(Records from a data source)
────────────────────────────────────────
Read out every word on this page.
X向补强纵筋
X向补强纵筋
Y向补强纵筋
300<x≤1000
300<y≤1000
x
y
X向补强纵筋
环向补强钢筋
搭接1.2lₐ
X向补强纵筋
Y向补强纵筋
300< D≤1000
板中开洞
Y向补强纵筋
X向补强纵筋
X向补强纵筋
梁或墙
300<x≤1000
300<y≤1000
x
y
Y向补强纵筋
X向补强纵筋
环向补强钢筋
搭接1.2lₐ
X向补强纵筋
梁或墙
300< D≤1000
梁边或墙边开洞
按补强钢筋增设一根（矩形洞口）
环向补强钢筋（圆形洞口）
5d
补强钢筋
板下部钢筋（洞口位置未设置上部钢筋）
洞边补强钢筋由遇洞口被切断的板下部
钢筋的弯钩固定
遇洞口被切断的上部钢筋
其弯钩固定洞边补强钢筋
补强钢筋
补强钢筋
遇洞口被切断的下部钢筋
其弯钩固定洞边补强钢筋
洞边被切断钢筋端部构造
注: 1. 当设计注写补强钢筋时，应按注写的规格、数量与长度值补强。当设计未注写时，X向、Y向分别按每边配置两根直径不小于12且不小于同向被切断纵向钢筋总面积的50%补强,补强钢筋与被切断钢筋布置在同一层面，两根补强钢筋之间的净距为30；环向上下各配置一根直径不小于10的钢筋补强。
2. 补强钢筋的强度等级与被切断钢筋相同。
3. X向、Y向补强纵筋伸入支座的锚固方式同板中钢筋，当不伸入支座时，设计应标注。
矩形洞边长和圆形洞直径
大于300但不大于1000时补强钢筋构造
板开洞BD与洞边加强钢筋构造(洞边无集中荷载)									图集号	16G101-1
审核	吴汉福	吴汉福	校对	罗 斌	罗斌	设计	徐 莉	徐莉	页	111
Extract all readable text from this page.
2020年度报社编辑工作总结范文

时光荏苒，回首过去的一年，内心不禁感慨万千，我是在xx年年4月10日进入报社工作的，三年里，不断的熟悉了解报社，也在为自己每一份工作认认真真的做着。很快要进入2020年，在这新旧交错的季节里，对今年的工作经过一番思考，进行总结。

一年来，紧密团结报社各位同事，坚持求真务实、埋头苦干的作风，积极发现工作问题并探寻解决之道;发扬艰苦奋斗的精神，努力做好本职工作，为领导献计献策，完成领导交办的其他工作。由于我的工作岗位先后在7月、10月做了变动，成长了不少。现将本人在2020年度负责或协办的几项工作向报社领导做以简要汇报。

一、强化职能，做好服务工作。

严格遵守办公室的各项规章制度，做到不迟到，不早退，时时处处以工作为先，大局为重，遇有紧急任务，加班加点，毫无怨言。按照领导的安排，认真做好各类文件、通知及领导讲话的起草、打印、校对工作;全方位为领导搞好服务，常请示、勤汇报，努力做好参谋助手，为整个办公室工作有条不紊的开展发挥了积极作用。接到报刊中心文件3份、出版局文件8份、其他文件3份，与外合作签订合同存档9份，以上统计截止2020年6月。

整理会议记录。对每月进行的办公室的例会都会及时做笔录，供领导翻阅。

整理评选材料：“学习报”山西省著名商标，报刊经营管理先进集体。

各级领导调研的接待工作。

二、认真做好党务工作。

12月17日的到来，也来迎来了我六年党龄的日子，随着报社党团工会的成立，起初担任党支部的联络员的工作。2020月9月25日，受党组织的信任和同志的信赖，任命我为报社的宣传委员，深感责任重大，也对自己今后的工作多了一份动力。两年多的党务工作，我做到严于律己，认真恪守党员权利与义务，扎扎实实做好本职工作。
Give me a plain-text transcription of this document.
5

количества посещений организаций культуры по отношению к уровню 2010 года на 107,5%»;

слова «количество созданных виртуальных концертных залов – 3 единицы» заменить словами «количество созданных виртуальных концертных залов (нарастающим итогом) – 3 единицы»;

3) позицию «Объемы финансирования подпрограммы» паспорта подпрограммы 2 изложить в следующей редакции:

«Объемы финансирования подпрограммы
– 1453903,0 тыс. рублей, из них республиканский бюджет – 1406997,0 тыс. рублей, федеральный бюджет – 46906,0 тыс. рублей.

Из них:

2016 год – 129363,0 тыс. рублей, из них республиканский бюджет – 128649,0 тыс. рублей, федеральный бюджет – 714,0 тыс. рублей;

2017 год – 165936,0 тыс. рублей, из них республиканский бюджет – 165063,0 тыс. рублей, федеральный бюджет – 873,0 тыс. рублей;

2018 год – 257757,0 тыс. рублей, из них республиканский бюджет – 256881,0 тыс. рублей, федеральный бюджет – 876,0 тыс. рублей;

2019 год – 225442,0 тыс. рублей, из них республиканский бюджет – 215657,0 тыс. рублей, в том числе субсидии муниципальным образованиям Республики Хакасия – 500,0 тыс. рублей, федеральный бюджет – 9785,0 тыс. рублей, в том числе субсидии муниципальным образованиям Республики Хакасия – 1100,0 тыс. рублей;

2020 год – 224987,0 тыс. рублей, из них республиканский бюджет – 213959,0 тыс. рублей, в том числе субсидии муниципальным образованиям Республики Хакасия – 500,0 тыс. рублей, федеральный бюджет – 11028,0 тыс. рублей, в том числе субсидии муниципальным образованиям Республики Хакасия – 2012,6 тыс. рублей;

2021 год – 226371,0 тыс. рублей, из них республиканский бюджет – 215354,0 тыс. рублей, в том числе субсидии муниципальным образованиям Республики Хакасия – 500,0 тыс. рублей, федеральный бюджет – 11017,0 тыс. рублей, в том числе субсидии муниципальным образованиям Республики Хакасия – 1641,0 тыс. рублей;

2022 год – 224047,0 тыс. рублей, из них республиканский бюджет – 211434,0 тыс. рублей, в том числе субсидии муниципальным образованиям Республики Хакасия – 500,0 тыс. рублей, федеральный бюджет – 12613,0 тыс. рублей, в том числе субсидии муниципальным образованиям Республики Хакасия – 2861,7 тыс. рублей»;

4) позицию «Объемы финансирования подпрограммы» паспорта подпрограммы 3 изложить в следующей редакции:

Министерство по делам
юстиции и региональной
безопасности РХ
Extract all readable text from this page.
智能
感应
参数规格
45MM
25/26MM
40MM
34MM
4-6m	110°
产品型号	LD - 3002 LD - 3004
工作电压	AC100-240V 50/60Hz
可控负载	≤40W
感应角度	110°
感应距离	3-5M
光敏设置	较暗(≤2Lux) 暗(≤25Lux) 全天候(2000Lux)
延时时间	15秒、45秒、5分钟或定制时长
────────────────────────────────────────
# [What you need to do]
Write out every line of the data that holds the word "паспорта".

# [The solution]
3) позицию «Объемы финансирования подпрограммы» паспорта подпрограммы 2 изложить в следующей редакции:
4) позицию «Объемы финансирования подпрограммы» паспорта подпрограммы 3 изложить в следующей редакции:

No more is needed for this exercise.